**Written request**
Identify and copy all lines of the material where the string "plus" is found.

**Records**

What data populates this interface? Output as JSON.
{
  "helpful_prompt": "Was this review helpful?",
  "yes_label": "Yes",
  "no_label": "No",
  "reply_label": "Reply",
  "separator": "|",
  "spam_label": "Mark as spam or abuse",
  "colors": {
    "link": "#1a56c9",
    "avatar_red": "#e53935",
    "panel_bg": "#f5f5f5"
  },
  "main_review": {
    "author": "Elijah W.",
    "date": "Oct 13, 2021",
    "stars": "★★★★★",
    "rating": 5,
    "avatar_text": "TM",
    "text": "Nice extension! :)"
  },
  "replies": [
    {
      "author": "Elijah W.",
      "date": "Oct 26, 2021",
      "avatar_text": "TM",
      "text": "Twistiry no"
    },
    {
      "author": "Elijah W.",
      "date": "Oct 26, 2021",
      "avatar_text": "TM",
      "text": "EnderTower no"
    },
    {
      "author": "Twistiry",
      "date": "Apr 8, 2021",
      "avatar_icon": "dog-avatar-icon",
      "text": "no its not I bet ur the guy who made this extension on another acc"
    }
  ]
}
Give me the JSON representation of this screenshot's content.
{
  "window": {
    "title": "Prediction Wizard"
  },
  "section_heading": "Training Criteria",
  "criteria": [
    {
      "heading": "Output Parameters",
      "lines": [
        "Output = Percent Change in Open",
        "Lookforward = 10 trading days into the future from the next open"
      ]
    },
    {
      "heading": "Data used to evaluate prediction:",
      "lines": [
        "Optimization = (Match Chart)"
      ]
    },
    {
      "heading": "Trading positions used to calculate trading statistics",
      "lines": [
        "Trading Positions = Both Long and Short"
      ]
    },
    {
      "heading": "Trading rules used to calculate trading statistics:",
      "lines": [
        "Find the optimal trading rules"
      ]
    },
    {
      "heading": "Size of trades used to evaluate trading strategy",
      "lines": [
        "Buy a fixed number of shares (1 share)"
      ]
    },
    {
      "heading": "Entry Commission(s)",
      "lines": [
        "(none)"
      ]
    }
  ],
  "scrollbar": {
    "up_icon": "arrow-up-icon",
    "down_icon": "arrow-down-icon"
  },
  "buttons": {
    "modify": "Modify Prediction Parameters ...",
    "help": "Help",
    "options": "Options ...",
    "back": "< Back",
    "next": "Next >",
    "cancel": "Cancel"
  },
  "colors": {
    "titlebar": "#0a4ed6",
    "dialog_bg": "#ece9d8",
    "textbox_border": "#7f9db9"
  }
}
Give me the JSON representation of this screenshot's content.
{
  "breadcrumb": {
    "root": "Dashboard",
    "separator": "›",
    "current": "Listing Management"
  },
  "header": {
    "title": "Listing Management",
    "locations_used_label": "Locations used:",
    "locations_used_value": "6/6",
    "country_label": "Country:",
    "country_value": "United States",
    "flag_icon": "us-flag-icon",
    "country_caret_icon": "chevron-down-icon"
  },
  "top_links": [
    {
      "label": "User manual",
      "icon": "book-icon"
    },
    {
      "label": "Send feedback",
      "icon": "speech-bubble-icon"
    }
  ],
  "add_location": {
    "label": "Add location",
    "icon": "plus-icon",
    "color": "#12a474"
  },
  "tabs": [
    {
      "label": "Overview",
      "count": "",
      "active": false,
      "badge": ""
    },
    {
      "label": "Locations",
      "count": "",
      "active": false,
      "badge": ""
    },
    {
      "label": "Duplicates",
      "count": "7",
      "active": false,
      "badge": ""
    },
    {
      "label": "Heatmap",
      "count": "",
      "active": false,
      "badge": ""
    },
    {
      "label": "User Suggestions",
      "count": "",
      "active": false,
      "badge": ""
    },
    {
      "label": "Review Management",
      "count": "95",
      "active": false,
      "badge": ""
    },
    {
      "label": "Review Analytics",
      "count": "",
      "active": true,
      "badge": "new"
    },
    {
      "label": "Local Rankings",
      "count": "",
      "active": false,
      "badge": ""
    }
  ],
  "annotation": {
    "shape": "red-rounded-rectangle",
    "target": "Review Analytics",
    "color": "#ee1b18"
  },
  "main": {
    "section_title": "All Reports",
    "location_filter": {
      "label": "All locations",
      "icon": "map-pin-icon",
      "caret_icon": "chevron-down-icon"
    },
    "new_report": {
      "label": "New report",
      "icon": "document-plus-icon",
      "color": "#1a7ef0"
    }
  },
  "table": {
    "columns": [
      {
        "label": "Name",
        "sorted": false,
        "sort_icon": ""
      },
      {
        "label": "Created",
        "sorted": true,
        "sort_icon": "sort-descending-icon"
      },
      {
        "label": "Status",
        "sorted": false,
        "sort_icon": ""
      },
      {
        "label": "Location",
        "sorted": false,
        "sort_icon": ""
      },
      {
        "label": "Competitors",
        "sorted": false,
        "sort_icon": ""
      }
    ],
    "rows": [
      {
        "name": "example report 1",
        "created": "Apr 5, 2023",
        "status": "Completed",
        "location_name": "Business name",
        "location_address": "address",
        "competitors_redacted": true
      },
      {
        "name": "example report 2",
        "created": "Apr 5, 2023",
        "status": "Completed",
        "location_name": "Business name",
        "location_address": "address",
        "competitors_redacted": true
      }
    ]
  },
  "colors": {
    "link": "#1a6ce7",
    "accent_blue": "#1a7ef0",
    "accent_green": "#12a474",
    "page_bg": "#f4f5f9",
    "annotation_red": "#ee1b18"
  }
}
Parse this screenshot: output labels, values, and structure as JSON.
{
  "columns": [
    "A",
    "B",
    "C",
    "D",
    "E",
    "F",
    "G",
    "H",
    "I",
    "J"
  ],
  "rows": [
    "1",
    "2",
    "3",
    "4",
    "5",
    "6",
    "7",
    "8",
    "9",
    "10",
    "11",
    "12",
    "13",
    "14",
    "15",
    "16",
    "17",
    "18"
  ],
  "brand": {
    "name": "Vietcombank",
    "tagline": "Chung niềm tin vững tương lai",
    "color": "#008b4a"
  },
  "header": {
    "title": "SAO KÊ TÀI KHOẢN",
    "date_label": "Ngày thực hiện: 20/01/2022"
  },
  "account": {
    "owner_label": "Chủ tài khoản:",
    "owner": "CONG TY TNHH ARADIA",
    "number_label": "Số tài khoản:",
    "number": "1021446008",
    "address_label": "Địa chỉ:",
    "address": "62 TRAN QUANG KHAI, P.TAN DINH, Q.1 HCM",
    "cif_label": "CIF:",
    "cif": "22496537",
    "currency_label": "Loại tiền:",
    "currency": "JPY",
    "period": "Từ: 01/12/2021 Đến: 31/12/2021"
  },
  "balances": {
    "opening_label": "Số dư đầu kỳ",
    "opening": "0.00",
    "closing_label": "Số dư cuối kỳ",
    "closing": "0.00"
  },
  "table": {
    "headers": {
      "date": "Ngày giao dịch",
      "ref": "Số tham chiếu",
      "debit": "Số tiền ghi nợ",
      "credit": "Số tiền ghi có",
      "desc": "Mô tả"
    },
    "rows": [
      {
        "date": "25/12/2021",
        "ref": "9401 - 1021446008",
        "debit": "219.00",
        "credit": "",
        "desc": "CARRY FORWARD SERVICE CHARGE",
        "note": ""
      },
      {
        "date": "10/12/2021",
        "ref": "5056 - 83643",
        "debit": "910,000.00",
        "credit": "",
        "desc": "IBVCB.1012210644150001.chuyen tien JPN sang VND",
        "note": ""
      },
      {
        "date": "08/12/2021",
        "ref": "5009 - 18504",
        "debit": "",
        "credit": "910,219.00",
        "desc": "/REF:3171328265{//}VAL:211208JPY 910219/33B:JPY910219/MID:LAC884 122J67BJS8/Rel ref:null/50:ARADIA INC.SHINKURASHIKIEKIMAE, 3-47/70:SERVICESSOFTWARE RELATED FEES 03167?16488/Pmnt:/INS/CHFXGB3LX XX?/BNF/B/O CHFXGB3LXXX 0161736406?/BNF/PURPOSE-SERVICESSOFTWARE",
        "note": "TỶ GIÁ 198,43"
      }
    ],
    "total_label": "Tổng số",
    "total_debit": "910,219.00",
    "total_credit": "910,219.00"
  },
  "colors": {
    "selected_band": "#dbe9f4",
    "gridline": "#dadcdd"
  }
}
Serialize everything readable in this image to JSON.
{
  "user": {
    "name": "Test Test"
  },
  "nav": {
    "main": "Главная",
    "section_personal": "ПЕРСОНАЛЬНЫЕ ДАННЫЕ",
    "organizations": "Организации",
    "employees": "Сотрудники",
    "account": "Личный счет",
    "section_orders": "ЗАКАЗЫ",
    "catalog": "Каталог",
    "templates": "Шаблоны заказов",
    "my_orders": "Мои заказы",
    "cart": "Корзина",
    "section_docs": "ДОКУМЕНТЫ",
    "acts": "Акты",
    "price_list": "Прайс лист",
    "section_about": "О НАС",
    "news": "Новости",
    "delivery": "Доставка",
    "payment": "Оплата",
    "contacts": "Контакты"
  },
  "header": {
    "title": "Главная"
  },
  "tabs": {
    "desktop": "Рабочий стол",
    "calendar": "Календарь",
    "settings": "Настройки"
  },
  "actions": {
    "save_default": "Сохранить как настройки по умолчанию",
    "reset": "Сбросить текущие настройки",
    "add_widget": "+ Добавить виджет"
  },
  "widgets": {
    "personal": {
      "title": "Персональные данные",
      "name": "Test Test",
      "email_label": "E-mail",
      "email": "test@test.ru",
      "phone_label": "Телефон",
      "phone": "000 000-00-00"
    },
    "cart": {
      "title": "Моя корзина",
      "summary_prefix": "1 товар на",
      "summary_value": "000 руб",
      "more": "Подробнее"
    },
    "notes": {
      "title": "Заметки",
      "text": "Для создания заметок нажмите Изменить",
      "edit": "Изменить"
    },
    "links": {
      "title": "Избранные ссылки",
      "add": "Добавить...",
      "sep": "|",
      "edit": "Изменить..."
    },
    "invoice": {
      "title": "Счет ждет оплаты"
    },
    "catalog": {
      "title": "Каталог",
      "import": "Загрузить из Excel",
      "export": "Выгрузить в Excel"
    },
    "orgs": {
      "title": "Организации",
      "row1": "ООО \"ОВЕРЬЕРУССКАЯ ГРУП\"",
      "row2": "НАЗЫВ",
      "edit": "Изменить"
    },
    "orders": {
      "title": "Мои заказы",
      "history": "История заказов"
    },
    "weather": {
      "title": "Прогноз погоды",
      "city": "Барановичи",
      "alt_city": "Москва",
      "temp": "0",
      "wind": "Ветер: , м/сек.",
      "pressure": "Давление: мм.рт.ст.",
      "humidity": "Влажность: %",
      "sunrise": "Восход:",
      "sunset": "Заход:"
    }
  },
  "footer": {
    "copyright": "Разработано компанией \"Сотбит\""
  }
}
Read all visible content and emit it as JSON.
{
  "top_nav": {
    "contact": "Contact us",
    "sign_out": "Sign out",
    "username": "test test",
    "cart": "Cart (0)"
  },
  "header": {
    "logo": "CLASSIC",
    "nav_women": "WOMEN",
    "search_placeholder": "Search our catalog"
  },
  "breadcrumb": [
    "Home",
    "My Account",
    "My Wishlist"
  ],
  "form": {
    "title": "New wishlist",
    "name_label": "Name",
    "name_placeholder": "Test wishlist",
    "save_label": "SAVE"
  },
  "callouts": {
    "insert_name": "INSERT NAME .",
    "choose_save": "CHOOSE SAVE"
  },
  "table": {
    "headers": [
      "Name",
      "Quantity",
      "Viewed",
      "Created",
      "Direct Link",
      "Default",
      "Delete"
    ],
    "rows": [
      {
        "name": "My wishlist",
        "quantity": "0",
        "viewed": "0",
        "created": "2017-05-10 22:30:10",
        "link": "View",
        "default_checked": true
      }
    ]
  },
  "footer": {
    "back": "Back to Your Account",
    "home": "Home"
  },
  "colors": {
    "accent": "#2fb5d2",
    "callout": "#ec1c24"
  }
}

**Exercise answer**
    "icon": "plus-icon",
      "icon": "document-plus-icon",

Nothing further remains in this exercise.